Exercise aim - Check each line of the entries below for the string "Европы" and state how many lines have it, with no other text.

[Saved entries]
++++++++++++++++++++

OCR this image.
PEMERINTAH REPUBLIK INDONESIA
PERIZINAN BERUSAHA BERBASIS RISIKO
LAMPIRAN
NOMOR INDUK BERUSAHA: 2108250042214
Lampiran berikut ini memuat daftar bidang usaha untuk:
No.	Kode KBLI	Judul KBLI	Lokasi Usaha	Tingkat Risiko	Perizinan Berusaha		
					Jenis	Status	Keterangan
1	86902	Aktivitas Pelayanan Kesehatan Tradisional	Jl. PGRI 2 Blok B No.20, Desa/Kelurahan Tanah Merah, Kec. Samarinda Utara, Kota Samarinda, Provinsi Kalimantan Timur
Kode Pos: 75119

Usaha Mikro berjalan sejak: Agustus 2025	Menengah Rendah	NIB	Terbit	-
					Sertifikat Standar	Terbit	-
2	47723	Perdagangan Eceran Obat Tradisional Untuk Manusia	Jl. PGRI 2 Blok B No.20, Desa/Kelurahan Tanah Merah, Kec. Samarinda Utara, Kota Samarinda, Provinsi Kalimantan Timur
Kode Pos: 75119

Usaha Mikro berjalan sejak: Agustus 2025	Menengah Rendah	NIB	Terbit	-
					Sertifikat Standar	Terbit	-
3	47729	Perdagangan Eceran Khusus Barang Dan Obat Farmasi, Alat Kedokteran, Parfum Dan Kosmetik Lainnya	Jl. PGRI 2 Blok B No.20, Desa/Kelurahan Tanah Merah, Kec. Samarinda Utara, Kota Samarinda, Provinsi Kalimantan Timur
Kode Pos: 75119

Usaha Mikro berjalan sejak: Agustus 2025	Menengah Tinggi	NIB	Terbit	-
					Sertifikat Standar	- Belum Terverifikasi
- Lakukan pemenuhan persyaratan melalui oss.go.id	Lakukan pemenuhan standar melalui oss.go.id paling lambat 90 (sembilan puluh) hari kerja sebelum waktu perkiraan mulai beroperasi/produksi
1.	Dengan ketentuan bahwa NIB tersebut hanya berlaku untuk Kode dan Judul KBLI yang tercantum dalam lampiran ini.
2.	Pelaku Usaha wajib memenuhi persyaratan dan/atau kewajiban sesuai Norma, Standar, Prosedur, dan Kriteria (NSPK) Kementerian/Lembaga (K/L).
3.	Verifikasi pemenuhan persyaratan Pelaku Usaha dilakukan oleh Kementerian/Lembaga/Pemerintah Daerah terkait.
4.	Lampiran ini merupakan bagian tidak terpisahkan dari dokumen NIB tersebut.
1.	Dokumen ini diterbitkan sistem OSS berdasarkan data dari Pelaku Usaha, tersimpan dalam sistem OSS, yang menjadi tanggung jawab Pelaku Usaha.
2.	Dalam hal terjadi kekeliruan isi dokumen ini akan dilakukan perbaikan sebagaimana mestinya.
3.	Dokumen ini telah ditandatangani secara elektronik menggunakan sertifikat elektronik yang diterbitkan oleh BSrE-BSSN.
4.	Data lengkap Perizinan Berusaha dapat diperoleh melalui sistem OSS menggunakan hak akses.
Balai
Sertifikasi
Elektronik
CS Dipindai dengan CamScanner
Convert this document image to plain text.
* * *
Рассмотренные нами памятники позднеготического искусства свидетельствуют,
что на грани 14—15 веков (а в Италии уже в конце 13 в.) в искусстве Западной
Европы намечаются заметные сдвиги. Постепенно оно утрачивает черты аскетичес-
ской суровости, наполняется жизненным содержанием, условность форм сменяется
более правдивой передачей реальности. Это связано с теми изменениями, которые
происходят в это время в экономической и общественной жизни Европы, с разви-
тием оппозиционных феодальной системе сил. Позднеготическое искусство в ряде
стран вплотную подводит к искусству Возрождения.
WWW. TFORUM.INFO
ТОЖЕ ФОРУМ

++++++++++++++++++++

Result - 2